## TASK OBJECTIVE:
Pull out every line containing the string "Output".

## EXERCISE DATA:
=======
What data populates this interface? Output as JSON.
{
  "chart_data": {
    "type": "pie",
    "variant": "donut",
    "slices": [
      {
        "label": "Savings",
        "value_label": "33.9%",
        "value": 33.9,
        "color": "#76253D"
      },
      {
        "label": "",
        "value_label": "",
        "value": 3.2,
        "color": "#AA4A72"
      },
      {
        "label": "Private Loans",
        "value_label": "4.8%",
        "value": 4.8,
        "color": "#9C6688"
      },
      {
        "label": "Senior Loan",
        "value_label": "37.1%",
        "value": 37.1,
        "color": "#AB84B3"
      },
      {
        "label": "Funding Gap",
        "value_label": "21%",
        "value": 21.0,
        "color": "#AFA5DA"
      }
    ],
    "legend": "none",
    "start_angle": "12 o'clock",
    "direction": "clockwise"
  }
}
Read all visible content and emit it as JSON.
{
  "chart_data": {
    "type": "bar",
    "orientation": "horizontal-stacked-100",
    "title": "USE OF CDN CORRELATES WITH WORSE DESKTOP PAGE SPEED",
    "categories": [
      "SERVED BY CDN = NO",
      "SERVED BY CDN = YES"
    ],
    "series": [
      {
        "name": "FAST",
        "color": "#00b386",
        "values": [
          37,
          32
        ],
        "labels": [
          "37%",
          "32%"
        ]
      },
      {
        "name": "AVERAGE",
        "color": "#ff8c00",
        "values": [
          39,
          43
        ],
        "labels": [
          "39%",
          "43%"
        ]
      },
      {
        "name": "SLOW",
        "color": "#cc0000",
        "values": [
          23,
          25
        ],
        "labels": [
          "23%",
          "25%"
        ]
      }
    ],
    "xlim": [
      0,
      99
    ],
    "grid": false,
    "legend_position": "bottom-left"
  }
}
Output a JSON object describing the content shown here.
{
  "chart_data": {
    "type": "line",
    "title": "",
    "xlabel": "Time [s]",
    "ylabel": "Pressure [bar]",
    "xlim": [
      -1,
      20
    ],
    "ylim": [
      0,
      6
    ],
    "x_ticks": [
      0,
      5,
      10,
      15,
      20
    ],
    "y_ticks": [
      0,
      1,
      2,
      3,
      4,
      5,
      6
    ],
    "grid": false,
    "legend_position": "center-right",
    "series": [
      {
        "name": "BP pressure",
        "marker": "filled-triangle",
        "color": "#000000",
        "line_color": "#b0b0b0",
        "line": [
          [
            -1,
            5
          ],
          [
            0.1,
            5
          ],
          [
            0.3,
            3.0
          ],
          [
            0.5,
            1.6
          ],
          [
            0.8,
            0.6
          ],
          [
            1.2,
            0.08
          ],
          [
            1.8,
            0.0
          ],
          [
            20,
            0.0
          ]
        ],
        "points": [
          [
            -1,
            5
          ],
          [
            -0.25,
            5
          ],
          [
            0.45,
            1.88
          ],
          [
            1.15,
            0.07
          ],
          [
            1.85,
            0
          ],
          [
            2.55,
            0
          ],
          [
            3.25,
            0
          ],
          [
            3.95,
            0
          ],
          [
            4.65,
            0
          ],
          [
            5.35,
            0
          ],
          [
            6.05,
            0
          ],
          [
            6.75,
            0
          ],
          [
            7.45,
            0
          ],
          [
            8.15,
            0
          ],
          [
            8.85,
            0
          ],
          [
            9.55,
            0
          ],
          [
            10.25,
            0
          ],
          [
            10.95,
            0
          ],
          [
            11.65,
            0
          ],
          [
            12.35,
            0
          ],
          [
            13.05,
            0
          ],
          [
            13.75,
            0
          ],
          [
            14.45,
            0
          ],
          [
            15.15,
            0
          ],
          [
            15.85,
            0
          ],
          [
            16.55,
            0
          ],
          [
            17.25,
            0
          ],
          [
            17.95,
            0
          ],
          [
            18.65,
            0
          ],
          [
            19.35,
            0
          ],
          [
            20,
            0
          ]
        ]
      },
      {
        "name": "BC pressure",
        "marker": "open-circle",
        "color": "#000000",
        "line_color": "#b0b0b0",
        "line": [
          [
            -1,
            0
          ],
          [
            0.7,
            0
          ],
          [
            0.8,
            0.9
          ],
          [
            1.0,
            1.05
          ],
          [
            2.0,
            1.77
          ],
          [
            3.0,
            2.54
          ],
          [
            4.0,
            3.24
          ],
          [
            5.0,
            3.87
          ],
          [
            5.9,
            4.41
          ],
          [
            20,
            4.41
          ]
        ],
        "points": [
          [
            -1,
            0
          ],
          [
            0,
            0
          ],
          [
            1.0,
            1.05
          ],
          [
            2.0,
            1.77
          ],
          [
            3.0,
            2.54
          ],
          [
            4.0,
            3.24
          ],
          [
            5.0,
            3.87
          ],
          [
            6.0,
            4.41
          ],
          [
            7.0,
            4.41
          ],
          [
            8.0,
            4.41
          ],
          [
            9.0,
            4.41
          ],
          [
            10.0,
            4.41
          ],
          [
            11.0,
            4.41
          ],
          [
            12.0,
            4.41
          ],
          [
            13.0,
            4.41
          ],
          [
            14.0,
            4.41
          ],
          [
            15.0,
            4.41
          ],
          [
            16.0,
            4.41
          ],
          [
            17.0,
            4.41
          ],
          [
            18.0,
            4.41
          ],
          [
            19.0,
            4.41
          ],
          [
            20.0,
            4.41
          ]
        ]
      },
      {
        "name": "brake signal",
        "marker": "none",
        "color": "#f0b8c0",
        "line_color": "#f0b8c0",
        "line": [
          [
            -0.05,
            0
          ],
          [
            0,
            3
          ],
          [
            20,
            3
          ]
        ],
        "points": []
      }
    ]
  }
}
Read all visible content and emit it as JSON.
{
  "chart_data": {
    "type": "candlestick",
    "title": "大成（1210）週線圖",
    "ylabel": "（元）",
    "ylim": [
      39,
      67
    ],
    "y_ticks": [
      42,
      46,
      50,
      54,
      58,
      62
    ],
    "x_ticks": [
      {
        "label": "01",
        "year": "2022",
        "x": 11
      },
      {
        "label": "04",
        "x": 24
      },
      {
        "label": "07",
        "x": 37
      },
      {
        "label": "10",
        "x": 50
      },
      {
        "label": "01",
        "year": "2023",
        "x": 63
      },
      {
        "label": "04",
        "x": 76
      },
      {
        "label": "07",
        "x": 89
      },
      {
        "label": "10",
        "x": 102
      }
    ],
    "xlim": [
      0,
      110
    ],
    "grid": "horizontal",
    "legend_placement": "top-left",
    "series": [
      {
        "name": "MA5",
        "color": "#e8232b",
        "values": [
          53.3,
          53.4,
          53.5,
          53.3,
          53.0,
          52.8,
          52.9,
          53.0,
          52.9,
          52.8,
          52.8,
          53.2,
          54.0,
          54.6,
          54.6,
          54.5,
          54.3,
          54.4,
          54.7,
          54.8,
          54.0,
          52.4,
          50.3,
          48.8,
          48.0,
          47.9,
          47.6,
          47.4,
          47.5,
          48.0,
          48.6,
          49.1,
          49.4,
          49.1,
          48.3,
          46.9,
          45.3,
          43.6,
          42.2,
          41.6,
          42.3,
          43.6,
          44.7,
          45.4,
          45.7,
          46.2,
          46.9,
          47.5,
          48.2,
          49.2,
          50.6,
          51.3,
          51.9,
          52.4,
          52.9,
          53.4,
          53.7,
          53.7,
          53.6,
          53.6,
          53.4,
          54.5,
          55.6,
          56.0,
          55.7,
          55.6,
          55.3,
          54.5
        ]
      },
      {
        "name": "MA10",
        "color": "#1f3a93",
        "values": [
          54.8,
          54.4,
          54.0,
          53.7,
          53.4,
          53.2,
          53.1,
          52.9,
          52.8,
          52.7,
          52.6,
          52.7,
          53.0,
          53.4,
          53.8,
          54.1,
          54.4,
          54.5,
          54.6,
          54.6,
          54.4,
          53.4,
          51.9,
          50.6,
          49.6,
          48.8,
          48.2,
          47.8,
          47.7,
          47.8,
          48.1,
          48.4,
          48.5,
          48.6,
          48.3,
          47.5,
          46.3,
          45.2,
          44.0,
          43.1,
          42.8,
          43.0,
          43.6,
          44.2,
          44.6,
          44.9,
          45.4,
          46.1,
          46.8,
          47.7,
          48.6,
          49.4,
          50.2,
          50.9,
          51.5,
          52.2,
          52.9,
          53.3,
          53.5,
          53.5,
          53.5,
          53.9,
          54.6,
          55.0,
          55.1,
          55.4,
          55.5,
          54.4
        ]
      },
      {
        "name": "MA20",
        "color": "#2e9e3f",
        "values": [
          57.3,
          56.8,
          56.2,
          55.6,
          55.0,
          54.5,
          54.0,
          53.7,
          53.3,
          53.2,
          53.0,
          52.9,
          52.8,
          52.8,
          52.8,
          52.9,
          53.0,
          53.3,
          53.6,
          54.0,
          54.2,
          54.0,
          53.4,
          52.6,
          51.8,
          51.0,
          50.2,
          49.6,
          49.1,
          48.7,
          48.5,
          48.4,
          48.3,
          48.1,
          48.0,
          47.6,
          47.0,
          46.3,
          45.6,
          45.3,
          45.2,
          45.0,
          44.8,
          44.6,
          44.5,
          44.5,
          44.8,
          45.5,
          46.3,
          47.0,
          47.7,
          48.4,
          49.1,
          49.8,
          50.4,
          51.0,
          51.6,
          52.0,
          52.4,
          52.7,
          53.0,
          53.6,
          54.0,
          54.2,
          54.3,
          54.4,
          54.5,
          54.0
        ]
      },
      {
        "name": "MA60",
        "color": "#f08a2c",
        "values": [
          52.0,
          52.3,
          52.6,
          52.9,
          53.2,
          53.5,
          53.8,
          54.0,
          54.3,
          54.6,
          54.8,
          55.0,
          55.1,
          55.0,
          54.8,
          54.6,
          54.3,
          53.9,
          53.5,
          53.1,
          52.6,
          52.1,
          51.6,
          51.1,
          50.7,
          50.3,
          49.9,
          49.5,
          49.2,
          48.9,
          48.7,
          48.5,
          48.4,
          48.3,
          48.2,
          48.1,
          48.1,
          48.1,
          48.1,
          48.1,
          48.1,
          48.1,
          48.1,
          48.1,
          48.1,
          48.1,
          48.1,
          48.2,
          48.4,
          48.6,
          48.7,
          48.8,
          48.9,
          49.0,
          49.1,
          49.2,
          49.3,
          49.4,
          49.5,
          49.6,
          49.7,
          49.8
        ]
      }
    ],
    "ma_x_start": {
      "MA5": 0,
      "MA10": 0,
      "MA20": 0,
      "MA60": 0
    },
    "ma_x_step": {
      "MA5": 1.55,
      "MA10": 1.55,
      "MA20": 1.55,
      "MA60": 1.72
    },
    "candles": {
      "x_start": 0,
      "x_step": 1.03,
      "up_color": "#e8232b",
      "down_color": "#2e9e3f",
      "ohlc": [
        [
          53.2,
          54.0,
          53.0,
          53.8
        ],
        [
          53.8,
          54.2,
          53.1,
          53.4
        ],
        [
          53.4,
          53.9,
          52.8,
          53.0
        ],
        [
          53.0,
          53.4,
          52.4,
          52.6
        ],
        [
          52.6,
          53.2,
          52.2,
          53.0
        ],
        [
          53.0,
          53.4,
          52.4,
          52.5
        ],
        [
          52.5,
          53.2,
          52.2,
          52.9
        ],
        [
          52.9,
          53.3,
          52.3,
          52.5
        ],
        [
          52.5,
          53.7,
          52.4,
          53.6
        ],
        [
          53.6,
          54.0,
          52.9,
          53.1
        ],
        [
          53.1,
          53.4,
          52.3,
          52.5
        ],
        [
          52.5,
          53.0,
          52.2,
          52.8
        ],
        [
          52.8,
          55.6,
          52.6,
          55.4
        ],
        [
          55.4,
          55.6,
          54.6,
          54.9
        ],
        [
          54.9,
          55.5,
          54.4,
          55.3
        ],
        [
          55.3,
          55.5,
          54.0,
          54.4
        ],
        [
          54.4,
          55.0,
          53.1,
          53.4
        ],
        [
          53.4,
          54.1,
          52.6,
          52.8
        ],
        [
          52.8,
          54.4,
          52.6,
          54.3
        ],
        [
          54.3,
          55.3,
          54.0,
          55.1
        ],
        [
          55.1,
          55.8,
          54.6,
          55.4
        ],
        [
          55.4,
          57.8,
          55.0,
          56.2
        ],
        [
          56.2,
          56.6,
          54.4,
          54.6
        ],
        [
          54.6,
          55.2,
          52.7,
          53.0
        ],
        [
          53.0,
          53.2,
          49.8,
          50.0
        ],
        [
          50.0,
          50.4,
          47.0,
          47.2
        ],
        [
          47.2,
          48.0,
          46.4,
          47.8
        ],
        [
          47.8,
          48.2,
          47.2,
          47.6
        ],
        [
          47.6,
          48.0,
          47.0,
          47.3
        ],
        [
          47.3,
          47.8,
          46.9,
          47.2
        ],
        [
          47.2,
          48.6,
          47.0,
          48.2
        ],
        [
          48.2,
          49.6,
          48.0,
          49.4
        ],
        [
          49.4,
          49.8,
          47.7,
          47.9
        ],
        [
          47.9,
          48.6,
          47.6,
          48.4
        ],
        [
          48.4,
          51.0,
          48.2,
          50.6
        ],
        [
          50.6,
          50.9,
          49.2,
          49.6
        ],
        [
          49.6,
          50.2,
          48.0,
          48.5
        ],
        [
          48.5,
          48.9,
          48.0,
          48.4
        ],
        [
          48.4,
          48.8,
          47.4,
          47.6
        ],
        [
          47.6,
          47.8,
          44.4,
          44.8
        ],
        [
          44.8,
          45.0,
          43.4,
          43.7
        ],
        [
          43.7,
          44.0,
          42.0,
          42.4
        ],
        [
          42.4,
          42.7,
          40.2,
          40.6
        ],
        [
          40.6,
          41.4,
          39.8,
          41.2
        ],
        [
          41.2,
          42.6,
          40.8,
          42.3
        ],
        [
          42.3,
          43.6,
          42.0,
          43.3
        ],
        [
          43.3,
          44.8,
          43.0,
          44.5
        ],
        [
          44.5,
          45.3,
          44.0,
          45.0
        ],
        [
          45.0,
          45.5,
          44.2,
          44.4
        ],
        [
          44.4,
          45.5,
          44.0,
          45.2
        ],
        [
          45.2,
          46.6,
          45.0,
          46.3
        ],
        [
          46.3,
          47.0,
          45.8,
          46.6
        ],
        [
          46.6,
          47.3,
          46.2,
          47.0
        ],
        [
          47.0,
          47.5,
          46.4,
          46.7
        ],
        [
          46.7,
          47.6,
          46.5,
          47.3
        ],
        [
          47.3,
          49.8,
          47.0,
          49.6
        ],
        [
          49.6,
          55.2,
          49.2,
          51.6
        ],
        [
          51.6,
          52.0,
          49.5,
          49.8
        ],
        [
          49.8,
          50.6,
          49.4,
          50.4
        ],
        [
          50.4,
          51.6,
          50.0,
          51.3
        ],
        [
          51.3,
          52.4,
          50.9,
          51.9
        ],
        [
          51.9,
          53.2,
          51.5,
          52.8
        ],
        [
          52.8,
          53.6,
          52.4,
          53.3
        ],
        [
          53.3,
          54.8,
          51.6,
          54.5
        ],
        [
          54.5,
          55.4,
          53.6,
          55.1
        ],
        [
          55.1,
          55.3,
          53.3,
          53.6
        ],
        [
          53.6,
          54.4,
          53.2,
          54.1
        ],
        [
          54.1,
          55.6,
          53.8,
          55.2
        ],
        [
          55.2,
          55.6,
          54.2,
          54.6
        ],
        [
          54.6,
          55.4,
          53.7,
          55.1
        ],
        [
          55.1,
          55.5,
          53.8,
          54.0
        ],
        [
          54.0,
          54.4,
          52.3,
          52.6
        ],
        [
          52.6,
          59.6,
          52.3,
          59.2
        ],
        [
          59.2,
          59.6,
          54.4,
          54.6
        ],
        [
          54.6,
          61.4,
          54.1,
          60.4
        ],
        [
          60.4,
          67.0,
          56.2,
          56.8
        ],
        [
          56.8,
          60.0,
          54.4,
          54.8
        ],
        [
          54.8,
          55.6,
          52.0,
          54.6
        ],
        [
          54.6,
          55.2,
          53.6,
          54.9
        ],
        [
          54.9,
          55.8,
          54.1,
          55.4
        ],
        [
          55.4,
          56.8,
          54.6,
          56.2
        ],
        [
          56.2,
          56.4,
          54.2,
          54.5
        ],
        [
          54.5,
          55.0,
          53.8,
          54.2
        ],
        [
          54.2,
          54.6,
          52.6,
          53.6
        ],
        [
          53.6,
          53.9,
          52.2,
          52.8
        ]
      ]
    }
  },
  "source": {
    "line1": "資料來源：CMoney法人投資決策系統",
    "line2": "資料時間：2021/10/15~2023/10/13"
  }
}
=======
## RESULT OF THIS EXERCISE:
What data populates this interface? Output as JSON.
Output a JSON object describing the content shown here.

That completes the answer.